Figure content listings
+ + +

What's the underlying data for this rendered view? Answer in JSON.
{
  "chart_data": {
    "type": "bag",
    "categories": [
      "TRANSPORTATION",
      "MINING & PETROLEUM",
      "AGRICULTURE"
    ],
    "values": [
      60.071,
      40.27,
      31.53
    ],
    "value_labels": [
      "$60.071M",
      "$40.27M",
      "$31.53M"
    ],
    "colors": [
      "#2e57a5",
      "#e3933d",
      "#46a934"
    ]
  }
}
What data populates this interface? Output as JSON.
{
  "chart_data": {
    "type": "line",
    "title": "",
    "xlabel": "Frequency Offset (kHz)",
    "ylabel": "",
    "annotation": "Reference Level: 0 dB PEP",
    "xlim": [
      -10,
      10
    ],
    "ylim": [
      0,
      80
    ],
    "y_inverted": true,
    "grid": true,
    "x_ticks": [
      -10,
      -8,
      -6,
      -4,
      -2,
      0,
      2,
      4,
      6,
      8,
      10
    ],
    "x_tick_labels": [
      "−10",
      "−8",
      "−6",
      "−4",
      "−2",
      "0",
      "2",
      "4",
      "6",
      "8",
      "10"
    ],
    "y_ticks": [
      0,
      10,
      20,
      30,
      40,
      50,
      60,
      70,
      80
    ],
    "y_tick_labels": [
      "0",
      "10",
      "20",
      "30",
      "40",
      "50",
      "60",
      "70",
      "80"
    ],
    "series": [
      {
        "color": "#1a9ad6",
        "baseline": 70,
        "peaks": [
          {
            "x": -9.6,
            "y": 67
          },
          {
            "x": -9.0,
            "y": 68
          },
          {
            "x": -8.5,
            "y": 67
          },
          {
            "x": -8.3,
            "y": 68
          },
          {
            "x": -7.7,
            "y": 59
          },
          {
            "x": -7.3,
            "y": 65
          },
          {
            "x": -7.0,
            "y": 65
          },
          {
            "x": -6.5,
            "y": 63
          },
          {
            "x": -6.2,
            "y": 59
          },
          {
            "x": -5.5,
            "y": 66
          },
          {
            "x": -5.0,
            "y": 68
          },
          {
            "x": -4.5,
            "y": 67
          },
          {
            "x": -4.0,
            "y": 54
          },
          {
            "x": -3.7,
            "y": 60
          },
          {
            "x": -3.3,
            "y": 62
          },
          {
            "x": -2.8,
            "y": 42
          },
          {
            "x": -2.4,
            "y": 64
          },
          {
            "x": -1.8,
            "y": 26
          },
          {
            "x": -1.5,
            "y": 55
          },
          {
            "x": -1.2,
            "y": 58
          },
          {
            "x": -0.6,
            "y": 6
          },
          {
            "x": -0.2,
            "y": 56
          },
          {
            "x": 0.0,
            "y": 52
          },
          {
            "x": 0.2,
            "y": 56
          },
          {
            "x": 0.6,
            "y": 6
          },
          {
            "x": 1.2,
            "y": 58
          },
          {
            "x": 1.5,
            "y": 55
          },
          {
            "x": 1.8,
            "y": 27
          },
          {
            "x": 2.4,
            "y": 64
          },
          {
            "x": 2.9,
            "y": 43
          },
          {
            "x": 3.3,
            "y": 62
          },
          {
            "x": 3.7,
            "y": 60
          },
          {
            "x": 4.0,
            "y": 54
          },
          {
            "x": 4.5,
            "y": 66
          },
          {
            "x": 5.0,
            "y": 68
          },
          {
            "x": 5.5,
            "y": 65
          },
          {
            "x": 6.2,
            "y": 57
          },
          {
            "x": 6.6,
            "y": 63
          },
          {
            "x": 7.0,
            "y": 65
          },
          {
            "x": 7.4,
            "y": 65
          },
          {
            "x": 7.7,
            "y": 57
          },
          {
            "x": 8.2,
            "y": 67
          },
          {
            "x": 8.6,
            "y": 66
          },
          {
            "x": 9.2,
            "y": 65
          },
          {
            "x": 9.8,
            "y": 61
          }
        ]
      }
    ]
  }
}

+ + +

Write out the listing once more, matching it exactly.

What's the underlying data for this rendered view? Answer in JSON.
{
  "chart_data": {
    "type": "bag",
    "categories": [
      "TRANSPORTATION",
      "MINING & PETROLEUM",
      "AGRICULTURE"
    ],
    "values": [
      60.071,
      40.27,
      31.53
    ],
    "value_labels": [
      "$60.071M",
      "$40.27M",
      "$31.53M"
    ],
    "colors": [
      "#2e57a5",
      "#e3933d",
      "#46a934"
    ]
  }
}
What data populates this interface? Output as JSON.
{
  "chart_data": {
    "type": "line",
    "title": "",
    "xlabel": "Frequency Offset (kHz)",
    "ylabel": "",
    "annotation": "Reference Level: 0 dB PEP",
    "xlim": [
      -10,
      10
    ],
    "ylim": [
      0,
      80
    ],
    "y_inverted": true,
    "grid": true,
    "x_ticks": [
      -10,
      -8,
      -6,
      -4,
      -2,
      0,
      2,
      4,
      6,
      8,
      10
    ],
    "x_tick_labels": [
      "−10",
      "−8",
      "−6",
      "−4",
      "−2",
      "0",
      "2",
      "4",
      "6",
      "8",
      "10"
    ],
    "y_ticks": [
      0,
      10,
      20,
      30,
      40,
      50,
      60,
      70,
      80
    ],
    "y_tick_labels": [
      "0",
      "10",
      "20",
      "30",
      "40",
      "50",
      "60",
      "70",
      "80"
    ],
    "series": [
      {
        "color": "#1a9ad6",
        "baseline": 70,
        "peaks": [
          {
            "x": -9.6,
            "y": 67
          },
          {
            "x": -9.0,
            "y": 68
          },
          {
            "x": -8.5,
            "y": 67
          },
          {
            "x": -8.3,
            "y": 68
          },
          {
            "x": -7.7,
            "y": 59
          },
          {
            "x": -7.3,
            "y": 65
          },
          {
            "x": -7.0,
            "y": 65
          },
          {
            "x": -6.5,
            "y": 63
          },
          {
            "x": -6.2,
            "y": 59
          },
          {
            "x": -5.5,
            "y": 66
          },
          {
            "x": -5.0,
            "y": 68
          },
          {
            "x": -4.5,
            "y": 67
          },
          {
            "x": -4.0,
            "y": 54
          },
          {
            "x": -3.7,
            "y": 60
          },
          {
            "x": -3.3,
            "y": 62
          },
          {
            "x": -2.8,
            "y": 42
          },
          {
            "x": -2.4,
            "y": 64
          },
          {
            "x": -1.8,
            "y": 26
          },
          {
            "x": -1.5,
            "y": 55
          },
          {
            "x": -1.2,
            "y": 58
          },
          {
            "x": -0.6,
            "y": 6
          },
          {
            "x": -0.2,
            "y": 56
          },
          {
            "x": 0.0,
            "y": 52
          },
          {
            "x": 0.2,
            "y": 56
          },
          {
            "x": 0.6,
            "y": 6
          },
          {
            "x": 1.2,
            "y": 58
          },
          {
            "x": 1.5,
            "y": 55
          },
          {
            "x": 1.8,
            "y": 27
          },
          {
            "x": 2.4,
            "y": 64
          },
          {
            "x": 2.9,
            "y": 43
          },
          {
            "x": 3.3,
            "y": 62
          },
          {
            "x": 3.7,
            "y": 60
          },
          {
            "x": 4.0,
            "y": 54
          },
          {
            "x": 4.5,
            "y": 66
          },
          {
            "x": 5.0,
            "y": 68
          },
          {
            "x": 5.5,
            "y": 65
          },
          {
            "x": 6.2,
            "y": 57
          },
          {
            "x": 6.6,
            "y": 63
          },
          {
            "x": 7.0,
            "y": 65
          },
          {
            "x": 7.4,
            "y": 65
          },
          {
            "x": 7.7,
            "y": 57
          },
          {
            "x": 8.2,
            "y": 67
          },
          {
            "x": 8.6,
            "y": 66
          },
          {
            "x": 9.2,
            "y": 65
          },
          {
            "x": 9.8,
            "y": 61
          }
        ]
      }
    ]
  }
}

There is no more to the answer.